• The task: Extend the write-up on the mutated created_at timestamps from the point where it stops.

• Source excerpt:
A dbt test started failing intermittently. The test checked a simple invariant: a bid (child record) should never have a created_at timestamp earlier than the case (parent record) it belongs to. In other words, you cannot submit a bid on a case that does not exist yet.

-- This test was failing: bids created before their parent case
SELECT
  b.id AS bid_id,
  b.created_at AS bid_created_at,
  c.id AS case_id,
  c.created_at AS case_created_at
FROM {{ ref('stg_bids') }} b
JOIN {{ ref('stg_cases') }} c ON b.case_id = c.id
WHERE b.created_at < c.created_at

The first time I saw the failures, I assumed bad data — maybe a migration artefact or a bulk import that set incorrect timestamps. But the failing records were recent. And the list of failures kept growing.

The Investigation

I pulled the raw CDC history for one of the failing case records. Our raw layer captures every version of a row via Change Data Capture, so I could see the full mutation history:

SELECT
  id,
  created_at,
  updated_at,
  _cdc_timestamp,
  _cdc_change_type
FROM `raw_project.raw_dataset.cases`
WHERE id = 12345
ORDER BY _cdc_timestamp ASC

The result told the whole story:

id    | created_at          | updated_at          | _cdc_timestamp      | _cdc_change_type
------|---------------------|---------------------|---------------------|------------------
12345 | 2026-01-10 09:15:00 | 2026-01-10 09:15:00 | 2026-01-10 09:15:02 | INSERT
12345 | 2026-01-10 09:15:00 | 2026-01-10 09:22:00 | 2026-01-10 09:22:01 | UPDATE
12345 | 2026-01-12 14:30:00 | 2026-01-12 14:30:00 | 2026-01-12 14:30:03 | UPDATE

Look at the third row. The created_at changed from 2026-01-10 09:15:00 to 2026-01-12 14:30:00two days after the original creation. The application was mutating created_at as part of a business workflow. In this case, when a case was "resubmitted" after being rejected, the application reset created_at to the resubmission time.

This is a legitimate application feature — the product team wants resubmitted cases to behave as if they are new. But from a data warehouse perspective, it breaks temporal integrity. Bids that were created on January 10th (against the original submission) now appear to predate their parent case, which "started" on January 12th according to the mutated created_at.

The Scope of the Problem

I queried to find how many records were affected:

-- Find all cases where created_at was mutated
WITH first_version AS (
  SELECT
    id,
    created_at AS original_created_at,
    ROW_NUMBER() OVER (PARTITION BY id ORDER BY _cdc_timestamp ASC) AS rn
  FROM `raw_project.raw_dataset.cases`
),
current_version AS (
  SELECT
    id,
    created_at AS current_created_at,
    ROW_NUMBER() OVER (PARTITION BY id ORDER BY _cdc_timestamp DESC) AS rn
  FROM `raw_project.raw_dataset.cases`
)

• Data:
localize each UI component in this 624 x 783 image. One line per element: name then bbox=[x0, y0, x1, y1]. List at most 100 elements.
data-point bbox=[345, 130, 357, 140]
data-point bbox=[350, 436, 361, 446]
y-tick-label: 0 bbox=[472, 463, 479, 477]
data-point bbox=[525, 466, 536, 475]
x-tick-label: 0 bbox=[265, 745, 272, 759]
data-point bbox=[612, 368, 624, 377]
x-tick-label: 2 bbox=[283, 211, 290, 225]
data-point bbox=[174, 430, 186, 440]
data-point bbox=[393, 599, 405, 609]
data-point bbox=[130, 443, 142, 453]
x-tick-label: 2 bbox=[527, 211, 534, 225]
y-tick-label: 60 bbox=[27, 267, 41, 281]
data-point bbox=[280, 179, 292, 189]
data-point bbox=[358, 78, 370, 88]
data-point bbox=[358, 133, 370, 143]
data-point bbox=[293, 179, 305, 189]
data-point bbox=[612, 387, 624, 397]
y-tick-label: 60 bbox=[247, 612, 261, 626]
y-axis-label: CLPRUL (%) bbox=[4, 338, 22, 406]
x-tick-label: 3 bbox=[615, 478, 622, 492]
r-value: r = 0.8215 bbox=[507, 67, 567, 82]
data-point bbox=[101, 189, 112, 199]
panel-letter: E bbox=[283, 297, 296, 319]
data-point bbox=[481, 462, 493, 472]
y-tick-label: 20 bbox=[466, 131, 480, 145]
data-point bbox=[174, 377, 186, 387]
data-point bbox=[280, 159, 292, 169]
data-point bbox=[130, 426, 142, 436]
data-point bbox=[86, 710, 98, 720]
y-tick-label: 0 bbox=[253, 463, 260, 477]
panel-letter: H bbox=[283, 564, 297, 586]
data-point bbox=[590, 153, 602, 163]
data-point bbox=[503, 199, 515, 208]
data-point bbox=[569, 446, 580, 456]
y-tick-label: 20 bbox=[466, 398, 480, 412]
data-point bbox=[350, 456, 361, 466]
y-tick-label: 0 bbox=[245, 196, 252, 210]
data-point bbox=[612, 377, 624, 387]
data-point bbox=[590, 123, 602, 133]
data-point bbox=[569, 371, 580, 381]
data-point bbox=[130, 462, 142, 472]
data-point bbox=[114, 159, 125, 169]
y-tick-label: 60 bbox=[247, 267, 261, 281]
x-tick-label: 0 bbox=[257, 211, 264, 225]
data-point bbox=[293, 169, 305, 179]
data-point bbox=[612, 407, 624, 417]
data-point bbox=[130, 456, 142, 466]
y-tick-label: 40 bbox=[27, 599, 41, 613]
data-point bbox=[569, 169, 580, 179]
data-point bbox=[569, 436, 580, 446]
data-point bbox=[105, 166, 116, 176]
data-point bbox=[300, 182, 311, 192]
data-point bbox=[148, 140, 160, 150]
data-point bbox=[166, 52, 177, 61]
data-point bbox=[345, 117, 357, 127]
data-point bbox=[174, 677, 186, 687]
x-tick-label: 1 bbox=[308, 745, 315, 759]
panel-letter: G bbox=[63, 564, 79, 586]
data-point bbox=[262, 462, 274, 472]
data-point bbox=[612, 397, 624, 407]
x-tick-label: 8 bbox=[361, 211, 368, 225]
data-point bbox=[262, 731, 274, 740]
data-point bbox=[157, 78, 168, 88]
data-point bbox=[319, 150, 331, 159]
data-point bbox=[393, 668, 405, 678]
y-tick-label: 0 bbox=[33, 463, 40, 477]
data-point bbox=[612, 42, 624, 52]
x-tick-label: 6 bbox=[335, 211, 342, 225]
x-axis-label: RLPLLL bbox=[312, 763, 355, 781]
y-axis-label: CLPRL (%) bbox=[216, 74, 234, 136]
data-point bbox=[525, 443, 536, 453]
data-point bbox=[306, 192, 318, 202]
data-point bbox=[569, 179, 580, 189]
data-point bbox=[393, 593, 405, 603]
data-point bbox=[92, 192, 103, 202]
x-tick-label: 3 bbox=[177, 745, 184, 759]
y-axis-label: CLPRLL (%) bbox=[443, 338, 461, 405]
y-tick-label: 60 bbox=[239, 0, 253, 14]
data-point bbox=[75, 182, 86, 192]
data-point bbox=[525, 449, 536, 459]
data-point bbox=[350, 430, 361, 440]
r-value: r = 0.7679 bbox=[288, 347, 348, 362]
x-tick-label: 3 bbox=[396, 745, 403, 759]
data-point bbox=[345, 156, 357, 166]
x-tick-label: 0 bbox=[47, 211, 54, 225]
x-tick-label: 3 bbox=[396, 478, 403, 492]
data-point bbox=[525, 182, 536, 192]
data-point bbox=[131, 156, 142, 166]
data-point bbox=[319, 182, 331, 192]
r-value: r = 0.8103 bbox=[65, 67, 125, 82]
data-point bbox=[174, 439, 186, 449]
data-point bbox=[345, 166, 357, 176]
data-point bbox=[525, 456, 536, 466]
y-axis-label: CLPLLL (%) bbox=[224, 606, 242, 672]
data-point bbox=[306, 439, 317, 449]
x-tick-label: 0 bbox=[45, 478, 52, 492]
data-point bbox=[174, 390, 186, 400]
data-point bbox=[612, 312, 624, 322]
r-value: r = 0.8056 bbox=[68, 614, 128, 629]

• Exercise result:
SELECT COUNT(*) AS mutated_count
FROM first_version f
JOIN current_version c ON f.id = c.id
WHERE f.rn = 1 AND c.rn = 1
  AND f.original_created_at != c.current_created_at

Over 800 records had their created_at mutated at least once. This was not an edge case — it was a routine part of the application's workflow.

The Fix: Use the Original created_at From CDC History

The fix was straightforward: instead of trusting the current created_at value from the application, look it up from the raw CDC history. The first created_at value ever recorded for a given ID is the true creation timestamp.

I implemented this in the dbt staging model using a CTE that queries the raw CDC table:

-- models/staging/stg_cases.sql

WITH source AS (
    SELECT *
    FROM {{ source('app', 'cases') }}
    WHERE _cdc_change_type != 'DELETE'
),

-- Look up the ORIGINAL created_at from CDC history.
-- The application mutates created_at on resubmission,
-- which breaks parent-child temporal integrity.
original_created_at AS (
    SELECT
        id,
        MIN(created_at) AS created_at_original
    FROM {{ source('app_cdc', 'cases') }}
    GROUP BY id
),

final AS (
    SELECT
        s.id,
        s.case_id,
        s.status,
        -- Use the original created_at, not the (possibly mutated) current value
        COALESCE(
            oca.created_at_original,
            s.created_at
        ) AS created_at,
        -- Keep the mutated value available for reference
        s.created_at AS created_at_application,
        s.updated_at,
        s.submitted_at,
        s.deleted_at
    FROM source s
    LEFT JOIN original_created_at oca
        ON s.id = oca.id
)

SELECT * FROM final

Key design decisions in this fix:

  • MIN(created_at) instead of "first CDC row": Using MIN is simpler and more resilient than ordering by CDC timestamp and taking the first row. If the CDC history is incomplete (e.g., we started capturing changes after the record was created), MIN still gives us the earliest known value.
  • COALESCE fallback: If the CDC history lookup returns NULL (rare, but possible for very old records predating our CDC setup), fall back to the current application value. Some data is better than no data.
  • Keep both values: The original created_at is used for all downstream logic, but I also expose created_at_application for analysts who might need to understand the resubmission timeline.
  • Fix it in staging, not downstream: This correction belongs in the staging layer because every downstream model that uses created_at should get the corrected value. Fixing it further downstream would mean playing whack-a-mole across dozens of models.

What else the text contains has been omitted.